==== Data for the task

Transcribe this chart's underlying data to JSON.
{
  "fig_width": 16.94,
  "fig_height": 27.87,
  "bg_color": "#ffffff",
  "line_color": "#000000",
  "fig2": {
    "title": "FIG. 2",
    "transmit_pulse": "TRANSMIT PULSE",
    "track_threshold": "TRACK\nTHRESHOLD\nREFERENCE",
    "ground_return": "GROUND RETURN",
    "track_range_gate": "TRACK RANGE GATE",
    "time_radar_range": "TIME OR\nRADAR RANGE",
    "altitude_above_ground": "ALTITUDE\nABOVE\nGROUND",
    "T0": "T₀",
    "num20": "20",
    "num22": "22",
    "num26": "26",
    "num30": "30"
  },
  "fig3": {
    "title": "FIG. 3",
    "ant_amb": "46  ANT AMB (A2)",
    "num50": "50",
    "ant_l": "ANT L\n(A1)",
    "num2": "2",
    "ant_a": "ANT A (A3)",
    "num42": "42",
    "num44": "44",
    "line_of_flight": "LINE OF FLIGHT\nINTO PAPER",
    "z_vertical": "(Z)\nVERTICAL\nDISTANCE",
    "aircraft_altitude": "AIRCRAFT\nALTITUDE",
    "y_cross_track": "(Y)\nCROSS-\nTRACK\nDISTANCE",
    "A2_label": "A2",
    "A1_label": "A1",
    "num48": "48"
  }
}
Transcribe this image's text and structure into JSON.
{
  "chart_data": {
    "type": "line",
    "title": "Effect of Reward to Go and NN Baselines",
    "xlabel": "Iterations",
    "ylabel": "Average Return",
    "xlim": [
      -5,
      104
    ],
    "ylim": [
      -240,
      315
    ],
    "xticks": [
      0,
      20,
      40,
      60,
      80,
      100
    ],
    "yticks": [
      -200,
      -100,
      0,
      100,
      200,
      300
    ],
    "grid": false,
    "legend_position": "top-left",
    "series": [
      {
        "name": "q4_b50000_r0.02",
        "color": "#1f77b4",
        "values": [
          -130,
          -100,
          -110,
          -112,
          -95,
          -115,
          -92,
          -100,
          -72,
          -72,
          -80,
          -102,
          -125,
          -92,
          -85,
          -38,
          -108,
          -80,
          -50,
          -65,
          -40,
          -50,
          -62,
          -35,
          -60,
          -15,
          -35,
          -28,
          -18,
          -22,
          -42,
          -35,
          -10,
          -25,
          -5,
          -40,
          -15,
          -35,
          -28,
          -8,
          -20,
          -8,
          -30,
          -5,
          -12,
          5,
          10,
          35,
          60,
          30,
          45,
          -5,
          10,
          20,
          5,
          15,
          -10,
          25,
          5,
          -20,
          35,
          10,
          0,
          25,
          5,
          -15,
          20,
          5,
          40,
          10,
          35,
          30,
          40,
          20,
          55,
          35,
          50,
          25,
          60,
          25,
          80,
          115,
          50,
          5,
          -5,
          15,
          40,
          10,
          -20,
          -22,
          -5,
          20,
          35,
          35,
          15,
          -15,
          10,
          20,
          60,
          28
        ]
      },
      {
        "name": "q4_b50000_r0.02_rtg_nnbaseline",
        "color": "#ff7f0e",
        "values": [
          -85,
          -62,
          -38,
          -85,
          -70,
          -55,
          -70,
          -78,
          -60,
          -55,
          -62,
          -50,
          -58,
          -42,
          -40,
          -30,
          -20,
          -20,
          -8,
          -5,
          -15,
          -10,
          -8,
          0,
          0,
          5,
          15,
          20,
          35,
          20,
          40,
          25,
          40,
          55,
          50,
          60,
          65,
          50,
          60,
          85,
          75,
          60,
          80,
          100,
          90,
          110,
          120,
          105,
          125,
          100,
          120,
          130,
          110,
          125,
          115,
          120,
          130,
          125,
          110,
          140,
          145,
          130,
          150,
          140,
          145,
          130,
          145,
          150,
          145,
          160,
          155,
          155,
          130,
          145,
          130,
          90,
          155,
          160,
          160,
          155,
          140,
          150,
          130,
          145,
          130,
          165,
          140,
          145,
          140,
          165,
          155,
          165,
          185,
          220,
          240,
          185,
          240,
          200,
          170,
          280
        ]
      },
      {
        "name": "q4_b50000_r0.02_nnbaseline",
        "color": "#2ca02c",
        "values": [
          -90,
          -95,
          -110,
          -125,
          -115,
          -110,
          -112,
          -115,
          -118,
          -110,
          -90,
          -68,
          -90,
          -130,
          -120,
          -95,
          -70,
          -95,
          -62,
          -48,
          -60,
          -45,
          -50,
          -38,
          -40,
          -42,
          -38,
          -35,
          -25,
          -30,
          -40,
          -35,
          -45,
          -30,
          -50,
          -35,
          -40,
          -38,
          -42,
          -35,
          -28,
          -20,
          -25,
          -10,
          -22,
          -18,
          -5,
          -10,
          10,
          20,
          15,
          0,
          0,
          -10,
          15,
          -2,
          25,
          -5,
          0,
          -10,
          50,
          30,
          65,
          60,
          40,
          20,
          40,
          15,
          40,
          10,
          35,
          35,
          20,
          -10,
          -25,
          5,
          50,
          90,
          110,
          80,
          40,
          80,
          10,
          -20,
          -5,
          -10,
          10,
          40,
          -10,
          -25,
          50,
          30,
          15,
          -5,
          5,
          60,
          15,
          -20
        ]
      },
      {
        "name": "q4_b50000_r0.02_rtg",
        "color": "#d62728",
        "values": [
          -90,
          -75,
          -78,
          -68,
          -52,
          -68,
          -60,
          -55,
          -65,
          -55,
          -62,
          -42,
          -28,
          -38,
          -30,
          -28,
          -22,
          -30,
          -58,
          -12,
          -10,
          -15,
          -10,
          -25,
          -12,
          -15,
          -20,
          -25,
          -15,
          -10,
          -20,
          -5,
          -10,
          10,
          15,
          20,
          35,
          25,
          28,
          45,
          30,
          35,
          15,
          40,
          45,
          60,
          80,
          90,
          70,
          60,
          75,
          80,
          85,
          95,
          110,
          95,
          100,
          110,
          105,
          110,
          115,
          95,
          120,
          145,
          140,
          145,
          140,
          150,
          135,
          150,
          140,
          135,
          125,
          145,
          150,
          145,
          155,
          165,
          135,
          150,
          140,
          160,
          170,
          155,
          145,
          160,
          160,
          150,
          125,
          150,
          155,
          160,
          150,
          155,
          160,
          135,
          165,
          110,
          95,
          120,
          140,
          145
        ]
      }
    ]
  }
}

========

◆ **Stated exercise**: Retype the records in full. Keep every line identical to the original.

◆ **Exercise solution**:
Transcribe this chart's underlying data to JSON.
{
  "fig_width": 16.94,
  "fig_height": 27.87,
  "bg_color": "#ffffff",
  "line_color": "#000000",
  "fig2": {
    "title": "FIG. 2",
    "transmit_pulse": "TRANSMIT PULSE",
    "track_threshold": "TRACK\nTHRESHOLD\nREFERENCE",
    "ground_return": "GROUND RETURN",
    "track_range_gate": "TRACK RANGE GATE",
    "time_radar_range": "TIME OR\nRADAR RANGE",
    "altitude_above_ground": "ALTITUDE\nABOVE\nGROUND",
    "T0": "T₀",
    "num20": "20",
    "num22": "22",
    "num26": "26",
    "num30": "30"
  },
  "fig3": {
    "title": "FIG. 3",
    "ant_amb": "46  ANT AMB (A2)",
    "num50": "50",
    "ant_l": "ANT L\n(A1)",
    "num2": "2",
    "ant_a": "ANT A (A3)",
    "num42": "42",
    "num44": "44",
    "line_of_flight": "LINE OF FLIGHT\nINTO PAPER",
    "z_vertical": "(Z)\nVERTICAL\nDISTANCE",
    "aircraft_altitude": "AIRCRAFT\nALTITUDE",
    "y_cross_track": "(Y)\nCROSS-\nTRACK\nDISTANCE",
    "A2_label": "A2",
    "A1_label": "A1",
    "num48": "48"
  }
}
Transcribe this image's text and structure into JSON.
{
  "chart_data": {
    "type": "line",
    "title": "Effect of Reward to Go and NN Baselines",
    "xlabel": "Iterations",
    "ylabel": "Average Return",
    "xlim": [
      -5,
      104
    ],
    "ylim": [
      -240,
      315
    ],
    "xticks": [
      0,
      20,
      40,
      60,
      80,
      100
    ],
    "yticks": [
      -200,
      -100,
      0,
      100,
      200,
      300
    ],
    "grid": false,
    "legend_position": "top-left",
    "series": [
      {
        "name": "q4_b50000_r0.02",
        "color": "#1f77b4",
        "values": [
          -130,
          -100,
          -110,
          -112,
          -95,
          -115,
          -92,
          -100,
          -72,
          -72,
          -80,
          -102,
          -125,
          -92,
          -85,
          -38,
          -108,
          -80,
          -50,
          -65,
          -40,
          -50,
          -62,
          -35,
          -60,
          -15,
          -35,
          -28,
          -18,
          -22,
          -42,
          -35,
          -10,
          -25,
          -5,
          -40,
          -15,
          -35,
          -28,
          -8,
          -20,
          -8,
          -30,
          -5,
          -12,
          5,
          10,
          35,
          60,
          30,
          45,
          -5,
          10,
          20,
          5,
          15,
          -10,
          25,
          5,
          -20,
          35,
          10,
          0,
          25,
          5,
          -15,
          20,
          5,
          40,
          10,
          35,
          30,
          40,
          20,
          55,
          35,
          50,
          25,
          60,
          25,
          80,
          115,
          50,
          5,
          -5,
          15,
          40,
          10,
          -20,
          -22,
          -5,
          20,
          35,
          35,
          15,
          -15,
          10,
          20,
          60,
          28
        ]
      },
      {
        "name": "q4_b50000_r0.02_rtg_nnbaseline",
        "color": "#ff7f0e",
        "values": [
          -85,
          -62,
          -38,
          -85,
          -70,
          -55,
          -70,
          -78,
          -60,
          -55,
          -62,
          -50,
          -58,
          -42,
          -40,
          -30,
          -20,
          -20,
          -8,
          -5,
          -15,
          -10,
          -8,
          0,
          0,
          5,
          15,
          20,
          35,
          20,
          40,
          25,
          40,
          55,
          50,
          60,
          65,
          50,
          60,
          85,
          75,
          60,
          80,
          100,
          90,
          110,
          120,
          105,
          125,
          100,
          120,
          130,
          110,
          125,
          115,
          120,
          130,
          125,
          110,
          140,
          145,
          130,
          150,
          140,
          145,
          130,
          145,
          150,
          145,
          160,
          155,
          155,
          130,
          145,
          130,
          90,
          155,
          160,
          160,
          155,
          140,
          150,
          130,
          145,
          130,
          165,
          140,
          145,
          140,
          165,
          155,
          165,
          185,
          220,
          240,
          185,
          240,
          200,
          170,
          280
        ]
      },
      {
        "name": "q4_b50000_r0.02_nnbaseline",
        "color": "#2ca02c",
        "values": [
          -90,
          -95,
          -110,
          -125,
          -115,
          -110,
          -112,
          -115,
          -118,
          -110,
          -90,
          -68,
          -90,
          -130,
          -120,
          -95,
          -70,
          -95,
          -62,
          -48,
          -60,
          -45,
          -50,
          -38,
          -40,
          -42,
          -38,
          -35,
          -25,
          -30,
          -40,
          -35,
          -45,
          -30,
          -50,
          -35,
          -40,
          -38,
          -42,
          -35,
          -28,
          -20,
          -25,
          -10,
          -22,
          -18,
          -5,
          -10,
          10,
          20,
          15,
          0,
          0,
          -10,
          15,
          -2,
          25,
          -5,
          0,
          -10,
          50,
          30,
          65,
          60,
          40,
          20,
          40,
          15,
          40,
          10,
          35,
          35,
          20,
          -10,
          -25,
          5,
          50,
          90,
          110,
          80,
          40,
          80,
          10,
          -20,
          -5,
          -10,
          10,
          40,
          -10,
          -25,
          50,
          30,
          15,
          -5,
          5,
          60,
          15,
          -20
        ]
      },
      {
        "name": "q4_b50000_r0.02_rtg",
        "color": "#d62728",
        "values": [
          -90,
          -75,
          -78,
          -68,
          -52,
          -68,
          -60,
          -55,
          -65,
          -55,
          -62,
          -42,
          -28,
          -38,
          -30,
          -28,
          -22,
          -30,
          -58,
          -12,
          -10,
          -15,
          -10,
          -25,
          -12,
          -15,
          -20,
          -25,
          -15,
          -10,
          -20,
          -5,
          -10,
          10,
          15,
          20,
          35,
          25,
          28,
          45,
          30,
          35,
          15,
          40,
          45,
          60,
          80,
          90,
          70,
          60,
          75,
          80,
          85,
          95,
          110,
          95,
          100,
          110,
          105,
          110,
          115,
          95,
          120,
          145,
          140,
          145,
          140,
          150,
          135,
          150,
          140,
          135,
          125,
          145,
          150,
          145,
          155,
          165,
          135,
          150,
          140,
          160,
          170,
          155,
          145,
          160,
          160,
          150,
          125,
          150,
          155,
          160,
          150,
          155,
          160,
          135,
          165,
          110,
          95,
          120,
          140,
          145
        ]
      }
    ]
  }
}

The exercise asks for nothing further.